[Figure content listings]
"""
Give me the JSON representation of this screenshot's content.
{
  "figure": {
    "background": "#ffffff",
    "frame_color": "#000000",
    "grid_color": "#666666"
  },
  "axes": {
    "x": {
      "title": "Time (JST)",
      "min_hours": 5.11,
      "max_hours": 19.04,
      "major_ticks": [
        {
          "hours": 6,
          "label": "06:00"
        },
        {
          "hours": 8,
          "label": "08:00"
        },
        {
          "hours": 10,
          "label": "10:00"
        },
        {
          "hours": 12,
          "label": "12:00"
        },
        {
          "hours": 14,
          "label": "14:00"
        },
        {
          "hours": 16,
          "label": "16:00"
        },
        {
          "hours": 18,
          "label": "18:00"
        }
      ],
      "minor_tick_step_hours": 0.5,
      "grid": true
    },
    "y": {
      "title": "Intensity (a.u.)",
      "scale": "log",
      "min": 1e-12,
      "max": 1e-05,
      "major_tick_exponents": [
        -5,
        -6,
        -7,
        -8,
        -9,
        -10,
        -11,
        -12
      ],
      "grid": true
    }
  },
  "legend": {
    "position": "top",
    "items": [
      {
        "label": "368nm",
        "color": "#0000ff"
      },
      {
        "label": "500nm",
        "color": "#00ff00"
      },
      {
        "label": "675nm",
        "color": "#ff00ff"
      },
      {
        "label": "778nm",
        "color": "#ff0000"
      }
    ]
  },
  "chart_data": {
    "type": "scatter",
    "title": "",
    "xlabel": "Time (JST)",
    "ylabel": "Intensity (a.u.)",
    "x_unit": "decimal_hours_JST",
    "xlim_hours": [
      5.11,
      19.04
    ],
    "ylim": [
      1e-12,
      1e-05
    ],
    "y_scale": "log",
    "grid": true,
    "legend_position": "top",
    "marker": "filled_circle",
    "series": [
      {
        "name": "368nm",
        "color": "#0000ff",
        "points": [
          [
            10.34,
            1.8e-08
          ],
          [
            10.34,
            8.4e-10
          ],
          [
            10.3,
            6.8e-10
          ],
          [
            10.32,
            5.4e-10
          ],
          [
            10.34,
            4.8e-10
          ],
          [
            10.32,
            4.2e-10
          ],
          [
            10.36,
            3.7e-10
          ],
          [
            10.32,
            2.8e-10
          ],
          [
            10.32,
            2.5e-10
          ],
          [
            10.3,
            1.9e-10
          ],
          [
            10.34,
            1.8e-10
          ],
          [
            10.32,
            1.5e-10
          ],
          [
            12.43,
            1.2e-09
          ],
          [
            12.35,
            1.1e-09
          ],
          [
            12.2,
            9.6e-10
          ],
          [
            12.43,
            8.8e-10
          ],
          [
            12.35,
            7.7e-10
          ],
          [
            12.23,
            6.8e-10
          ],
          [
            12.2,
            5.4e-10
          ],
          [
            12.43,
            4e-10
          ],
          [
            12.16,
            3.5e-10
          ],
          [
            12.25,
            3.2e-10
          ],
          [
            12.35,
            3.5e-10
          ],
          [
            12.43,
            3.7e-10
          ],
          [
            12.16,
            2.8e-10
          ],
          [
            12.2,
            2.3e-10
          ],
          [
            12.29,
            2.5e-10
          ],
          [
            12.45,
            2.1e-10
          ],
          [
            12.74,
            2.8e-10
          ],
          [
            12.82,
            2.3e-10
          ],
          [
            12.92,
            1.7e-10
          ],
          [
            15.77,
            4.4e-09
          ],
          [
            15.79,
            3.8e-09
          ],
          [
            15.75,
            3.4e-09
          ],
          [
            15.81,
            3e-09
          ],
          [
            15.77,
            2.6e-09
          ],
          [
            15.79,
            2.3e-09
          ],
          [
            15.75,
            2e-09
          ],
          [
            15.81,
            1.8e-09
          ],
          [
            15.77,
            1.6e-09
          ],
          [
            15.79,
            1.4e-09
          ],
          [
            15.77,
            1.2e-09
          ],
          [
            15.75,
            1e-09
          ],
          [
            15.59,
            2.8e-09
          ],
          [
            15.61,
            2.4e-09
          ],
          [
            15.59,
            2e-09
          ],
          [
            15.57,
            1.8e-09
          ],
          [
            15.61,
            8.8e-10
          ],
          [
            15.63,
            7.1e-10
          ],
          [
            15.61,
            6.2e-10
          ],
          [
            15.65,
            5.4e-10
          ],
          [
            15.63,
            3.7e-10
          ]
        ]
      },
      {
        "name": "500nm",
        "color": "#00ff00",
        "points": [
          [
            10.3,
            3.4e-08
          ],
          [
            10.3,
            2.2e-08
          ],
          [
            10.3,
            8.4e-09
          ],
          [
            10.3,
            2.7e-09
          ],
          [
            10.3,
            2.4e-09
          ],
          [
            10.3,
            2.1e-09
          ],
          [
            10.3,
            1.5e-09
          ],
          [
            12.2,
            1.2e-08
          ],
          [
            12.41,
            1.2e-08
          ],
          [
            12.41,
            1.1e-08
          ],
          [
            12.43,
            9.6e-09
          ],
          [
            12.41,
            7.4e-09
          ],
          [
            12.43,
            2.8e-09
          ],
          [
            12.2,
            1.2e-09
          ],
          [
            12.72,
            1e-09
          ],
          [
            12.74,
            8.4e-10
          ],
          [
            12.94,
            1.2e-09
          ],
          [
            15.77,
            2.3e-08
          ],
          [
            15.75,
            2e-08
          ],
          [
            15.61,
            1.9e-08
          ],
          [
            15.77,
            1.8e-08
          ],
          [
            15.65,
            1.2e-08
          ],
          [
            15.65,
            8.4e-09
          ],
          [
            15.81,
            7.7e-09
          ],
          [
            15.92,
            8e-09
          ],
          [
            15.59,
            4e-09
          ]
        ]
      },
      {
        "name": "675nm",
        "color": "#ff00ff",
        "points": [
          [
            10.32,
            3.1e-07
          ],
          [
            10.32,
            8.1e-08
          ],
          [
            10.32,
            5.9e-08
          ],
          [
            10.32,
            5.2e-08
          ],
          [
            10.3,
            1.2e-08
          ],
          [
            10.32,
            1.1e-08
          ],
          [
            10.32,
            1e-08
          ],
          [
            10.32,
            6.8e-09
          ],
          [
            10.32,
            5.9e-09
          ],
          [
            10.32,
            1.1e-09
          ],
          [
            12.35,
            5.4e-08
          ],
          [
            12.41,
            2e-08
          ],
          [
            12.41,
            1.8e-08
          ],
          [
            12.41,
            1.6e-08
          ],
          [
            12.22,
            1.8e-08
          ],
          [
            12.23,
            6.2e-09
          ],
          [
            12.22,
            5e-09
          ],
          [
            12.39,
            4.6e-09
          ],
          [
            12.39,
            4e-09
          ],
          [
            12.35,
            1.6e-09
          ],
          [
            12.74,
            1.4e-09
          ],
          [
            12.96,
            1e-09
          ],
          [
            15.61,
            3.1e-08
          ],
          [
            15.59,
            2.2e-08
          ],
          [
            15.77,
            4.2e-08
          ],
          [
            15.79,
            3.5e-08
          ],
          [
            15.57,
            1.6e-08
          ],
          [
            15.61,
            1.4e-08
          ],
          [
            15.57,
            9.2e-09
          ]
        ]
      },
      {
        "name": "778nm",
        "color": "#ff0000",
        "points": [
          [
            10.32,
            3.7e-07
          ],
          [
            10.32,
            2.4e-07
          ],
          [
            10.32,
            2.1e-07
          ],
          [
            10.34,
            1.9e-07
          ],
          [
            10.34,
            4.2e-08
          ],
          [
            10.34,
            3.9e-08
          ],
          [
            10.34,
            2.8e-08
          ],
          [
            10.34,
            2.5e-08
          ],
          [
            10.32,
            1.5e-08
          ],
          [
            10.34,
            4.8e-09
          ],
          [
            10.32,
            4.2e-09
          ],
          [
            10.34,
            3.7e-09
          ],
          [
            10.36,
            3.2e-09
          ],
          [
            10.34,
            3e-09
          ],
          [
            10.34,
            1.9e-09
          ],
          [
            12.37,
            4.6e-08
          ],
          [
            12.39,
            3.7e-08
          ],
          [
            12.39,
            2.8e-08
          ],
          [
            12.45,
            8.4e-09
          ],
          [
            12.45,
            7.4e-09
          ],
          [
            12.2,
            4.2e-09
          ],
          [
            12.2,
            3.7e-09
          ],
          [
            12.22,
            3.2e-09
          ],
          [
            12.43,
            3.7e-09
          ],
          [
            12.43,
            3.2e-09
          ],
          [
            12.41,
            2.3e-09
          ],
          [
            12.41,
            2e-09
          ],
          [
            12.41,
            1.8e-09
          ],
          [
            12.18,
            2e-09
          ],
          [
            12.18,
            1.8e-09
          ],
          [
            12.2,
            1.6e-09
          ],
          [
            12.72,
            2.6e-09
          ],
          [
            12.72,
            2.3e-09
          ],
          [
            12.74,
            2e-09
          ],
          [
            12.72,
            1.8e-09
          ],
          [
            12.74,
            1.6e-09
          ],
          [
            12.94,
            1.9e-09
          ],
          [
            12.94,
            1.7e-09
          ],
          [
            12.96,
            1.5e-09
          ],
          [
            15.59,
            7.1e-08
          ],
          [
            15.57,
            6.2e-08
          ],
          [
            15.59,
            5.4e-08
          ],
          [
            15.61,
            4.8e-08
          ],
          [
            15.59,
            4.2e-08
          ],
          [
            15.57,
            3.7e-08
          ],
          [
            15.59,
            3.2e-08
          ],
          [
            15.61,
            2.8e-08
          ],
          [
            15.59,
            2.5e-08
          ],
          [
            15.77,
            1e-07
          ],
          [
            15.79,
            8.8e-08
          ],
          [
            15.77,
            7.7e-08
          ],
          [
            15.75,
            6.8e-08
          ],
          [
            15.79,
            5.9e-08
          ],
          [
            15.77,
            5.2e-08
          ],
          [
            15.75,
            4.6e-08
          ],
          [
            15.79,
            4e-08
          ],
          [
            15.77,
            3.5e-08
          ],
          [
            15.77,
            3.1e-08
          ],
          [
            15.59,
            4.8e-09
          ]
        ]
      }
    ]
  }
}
"""
> Stated problem: Using the records given above, list every line that includes the word "title".

> Task answer:
      "title": "Time (JST)",
      "title": "Intensity (a.u.)",
    "title": "",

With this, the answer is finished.